(Records about charts and figures)
┄┄┄┄┄┄┄┄┄┄
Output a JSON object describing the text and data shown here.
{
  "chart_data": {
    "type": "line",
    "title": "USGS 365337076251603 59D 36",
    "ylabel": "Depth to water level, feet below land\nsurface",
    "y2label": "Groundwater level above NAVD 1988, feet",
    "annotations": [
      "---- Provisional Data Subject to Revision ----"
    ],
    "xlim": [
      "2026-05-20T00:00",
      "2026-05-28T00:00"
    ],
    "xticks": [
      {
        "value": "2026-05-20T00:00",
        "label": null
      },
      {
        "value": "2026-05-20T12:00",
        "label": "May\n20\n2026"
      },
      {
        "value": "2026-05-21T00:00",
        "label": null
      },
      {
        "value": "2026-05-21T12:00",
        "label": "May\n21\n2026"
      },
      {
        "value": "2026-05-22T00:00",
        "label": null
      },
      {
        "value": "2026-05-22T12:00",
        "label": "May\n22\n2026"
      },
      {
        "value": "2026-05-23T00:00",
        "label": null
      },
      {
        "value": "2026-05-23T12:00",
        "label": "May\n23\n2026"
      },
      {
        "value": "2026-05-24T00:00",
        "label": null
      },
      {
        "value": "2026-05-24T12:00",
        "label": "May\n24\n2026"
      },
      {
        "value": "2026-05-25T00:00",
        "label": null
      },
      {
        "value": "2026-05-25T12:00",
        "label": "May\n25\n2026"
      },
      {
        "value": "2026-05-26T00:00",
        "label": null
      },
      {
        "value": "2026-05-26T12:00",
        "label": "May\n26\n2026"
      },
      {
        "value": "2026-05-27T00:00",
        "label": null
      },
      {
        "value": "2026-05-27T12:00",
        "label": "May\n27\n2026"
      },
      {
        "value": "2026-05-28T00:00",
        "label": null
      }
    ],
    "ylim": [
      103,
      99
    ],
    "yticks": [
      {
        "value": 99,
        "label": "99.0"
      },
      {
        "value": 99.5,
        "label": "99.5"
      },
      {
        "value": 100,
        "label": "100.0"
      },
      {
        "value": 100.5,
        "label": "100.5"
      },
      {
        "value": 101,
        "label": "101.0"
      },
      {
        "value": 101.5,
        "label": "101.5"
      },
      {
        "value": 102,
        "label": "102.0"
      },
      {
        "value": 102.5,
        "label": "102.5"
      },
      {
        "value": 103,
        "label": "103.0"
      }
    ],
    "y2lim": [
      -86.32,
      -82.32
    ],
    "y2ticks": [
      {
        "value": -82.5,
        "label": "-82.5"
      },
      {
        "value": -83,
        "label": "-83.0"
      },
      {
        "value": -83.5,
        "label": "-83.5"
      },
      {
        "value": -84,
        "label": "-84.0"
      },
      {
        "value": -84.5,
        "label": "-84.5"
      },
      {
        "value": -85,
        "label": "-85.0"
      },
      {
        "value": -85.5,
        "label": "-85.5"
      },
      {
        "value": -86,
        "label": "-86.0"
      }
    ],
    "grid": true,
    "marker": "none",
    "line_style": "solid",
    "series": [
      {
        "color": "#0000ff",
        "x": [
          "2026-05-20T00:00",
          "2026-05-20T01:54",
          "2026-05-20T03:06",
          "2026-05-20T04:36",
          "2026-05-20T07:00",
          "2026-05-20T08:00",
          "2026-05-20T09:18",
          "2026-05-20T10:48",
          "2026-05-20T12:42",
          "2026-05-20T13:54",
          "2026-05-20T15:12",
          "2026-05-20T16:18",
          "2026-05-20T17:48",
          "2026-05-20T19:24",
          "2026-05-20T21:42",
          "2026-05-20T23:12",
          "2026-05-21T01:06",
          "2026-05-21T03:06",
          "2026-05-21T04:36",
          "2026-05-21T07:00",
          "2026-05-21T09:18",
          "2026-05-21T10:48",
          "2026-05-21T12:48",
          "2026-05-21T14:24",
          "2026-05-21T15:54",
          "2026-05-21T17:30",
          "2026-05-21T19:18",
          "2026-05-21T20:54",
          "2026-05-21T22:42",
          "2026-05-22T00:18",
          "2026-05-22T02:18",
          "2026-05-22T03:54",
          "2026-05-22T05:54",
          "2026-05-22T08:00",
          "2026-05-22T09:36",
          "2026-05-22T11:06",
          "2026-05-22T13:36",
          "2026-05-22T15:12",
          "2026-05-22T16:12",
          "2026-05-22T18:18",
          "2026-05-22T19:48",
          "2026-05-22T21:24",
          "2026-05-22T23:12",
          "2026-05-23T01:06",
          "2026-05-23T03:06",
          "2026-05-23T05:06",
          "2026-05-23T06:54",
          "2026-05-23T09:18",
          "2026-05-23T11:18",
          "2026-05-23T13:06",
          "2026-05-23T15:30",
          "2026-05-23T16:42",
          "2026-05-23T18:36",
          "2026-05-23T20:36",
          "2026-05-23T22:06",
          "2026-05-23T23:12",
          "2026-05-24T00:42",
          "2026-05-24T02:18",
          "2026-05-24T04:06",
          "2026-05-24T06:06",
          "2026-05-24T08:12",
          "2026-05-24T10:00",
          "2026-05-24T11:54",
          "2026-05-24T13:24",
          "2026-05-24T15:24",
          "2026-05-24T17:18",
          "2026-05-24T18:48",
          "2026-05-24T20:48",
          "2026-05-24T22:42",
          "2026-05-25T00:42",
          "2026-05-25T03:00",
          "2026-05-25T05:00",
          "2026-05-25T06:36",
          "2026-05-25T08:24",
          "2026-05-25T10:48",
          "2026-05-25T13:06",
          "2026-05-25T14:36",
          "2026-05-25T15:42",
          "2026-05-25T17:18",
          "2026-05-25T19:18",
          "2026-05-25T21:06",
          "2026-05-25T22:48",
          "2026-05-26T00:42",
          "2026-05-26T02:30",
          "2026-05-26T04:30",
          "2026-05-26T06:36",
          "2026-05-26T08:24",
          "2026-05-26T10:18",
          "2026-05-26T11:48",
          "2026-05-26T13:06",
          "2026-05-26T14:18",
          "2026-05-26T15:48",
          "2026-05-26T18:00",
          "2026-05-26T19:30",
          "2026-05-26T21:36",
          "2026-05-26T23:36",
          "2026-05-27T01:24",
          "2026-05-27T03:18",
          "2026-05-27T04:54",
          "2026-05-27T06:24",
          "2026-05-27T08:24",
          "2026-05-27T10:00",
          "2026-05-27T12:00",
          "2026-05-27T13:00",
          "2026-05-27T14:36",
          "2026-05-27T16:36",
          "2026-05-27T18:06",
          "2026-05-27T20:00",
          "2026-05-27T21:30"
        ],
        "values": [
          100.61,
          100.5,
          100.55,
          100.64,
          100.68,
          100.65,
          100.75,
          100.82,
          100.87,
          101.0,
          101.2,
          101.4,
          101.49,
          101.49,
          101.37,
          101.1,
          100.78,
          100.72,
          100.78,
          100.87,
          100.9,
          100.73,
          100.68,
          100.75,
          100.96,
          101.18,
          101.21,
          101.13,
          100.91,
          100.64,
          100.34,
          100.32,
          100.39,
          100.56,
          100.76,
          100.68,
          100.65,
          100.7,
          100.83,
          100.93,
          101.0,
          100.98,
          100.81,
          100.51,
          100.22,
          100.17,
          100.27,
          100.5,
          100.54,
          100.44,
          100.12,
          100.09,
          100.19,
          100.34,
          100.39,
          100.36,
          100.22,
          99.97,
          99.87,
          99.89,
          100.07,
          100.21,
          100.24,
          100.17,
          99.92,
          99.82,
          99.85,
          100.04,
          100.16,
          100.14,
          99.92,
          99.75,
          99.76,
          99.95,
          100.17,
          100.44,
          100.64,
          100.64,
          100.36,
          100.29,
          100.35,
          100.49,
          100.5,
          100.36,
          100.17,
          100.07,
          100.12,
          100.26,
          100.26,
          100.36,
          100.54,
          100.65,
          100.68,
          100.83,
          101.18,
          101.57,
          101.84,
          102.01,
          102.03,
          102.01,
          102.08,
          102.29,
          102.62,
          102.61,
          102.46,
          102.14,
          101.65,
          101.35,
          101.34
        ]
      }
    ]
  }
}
┄┄┄┄┄┄┄┄┄┄
▸ **Task**
Extract every line above containing the word "feet".

▸ **Solution to this problem**
    "ylabel": "Depth to water level, feet below land\nsurface",
    "y2label": "Groundwater level above NAVD 1988, feet",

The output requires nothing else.